━━━━━ Exercise text ━━━━━

Ratings recently released by Coral Gables, Fla.-based BauerFinancial Inc. show no troubled banks in St. Mary or Assumption parishes.
A majority of the banks operating in the area hold five-star ratings from the bank rating company, including St. Mary-based M C Bank, Morgan City Credit Union and Cabot Employees Credit Union in Franklin.
Morgan City Bank President and CEO Larry Callais said that the bank has received the five-star rating for many quarters.
“It’s a reflection on the board of the directors, on everybody who works for the bank when you receive a rating from an independent agency” like this, Callais said. He noted that this agency has no ties to the banking industry.
The rating, he said, measures internal strength of a bank as well as an efficiency rating.
He noted that the bank’s efficiency rate is about 48 percent. Normally, he said the bank should stay within 45 and 65 percent with 45 being the best.
The other St. Mary-based bank, Patterson State, received a four-star rating.
Bill Marin, PSB chairman of the board and executive vice president, said the bank’s rating has improved from as low as 3.5 stars a few years ago.
In 2009, he said the bank, like many others, suffered a loss because of the international housing market crash.

━━━━━

In the article on bank ratings, what star rating did Patterson State receive?

━━━━━ Record set ━━━━━

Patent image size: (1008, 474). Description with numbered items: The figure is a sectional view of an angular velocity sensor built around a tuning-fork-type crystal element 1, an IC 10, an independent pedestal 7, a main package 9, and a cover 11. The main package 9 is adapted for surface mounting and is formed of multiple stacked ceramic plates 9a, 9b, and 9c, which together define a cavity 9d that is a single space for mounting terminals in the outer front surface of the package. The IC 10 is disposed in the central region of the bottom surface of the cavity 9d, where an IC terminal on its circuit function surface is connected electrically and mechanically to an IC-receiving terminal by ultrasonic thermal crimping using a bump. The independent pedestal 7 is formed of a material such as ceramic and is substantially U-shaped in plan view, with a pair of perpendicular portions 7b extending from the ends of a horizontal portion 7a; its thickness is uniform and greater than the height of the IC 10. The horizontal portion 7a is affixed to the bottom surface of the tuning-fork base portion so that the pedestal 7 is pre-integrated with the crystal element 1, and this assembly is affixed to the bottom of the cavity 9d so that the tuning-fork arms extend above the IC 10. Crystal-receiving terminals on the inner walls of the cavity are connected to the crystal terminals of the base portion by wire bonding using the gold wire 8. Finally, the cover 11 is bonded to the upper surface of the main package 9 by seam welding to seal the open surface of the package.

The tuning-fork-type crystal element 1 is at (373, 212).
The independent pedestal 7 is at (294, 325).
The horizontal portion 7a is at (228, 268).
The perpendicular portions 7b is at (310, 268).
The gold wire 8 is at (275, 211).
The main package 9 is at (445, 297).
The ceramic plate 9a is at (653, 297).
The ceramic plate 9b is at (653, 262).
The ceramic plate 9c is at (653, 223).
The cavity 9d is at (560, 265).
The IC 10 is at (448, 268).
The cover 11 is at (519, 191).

━━━━━

:: Response to this task ::
A four-star rating.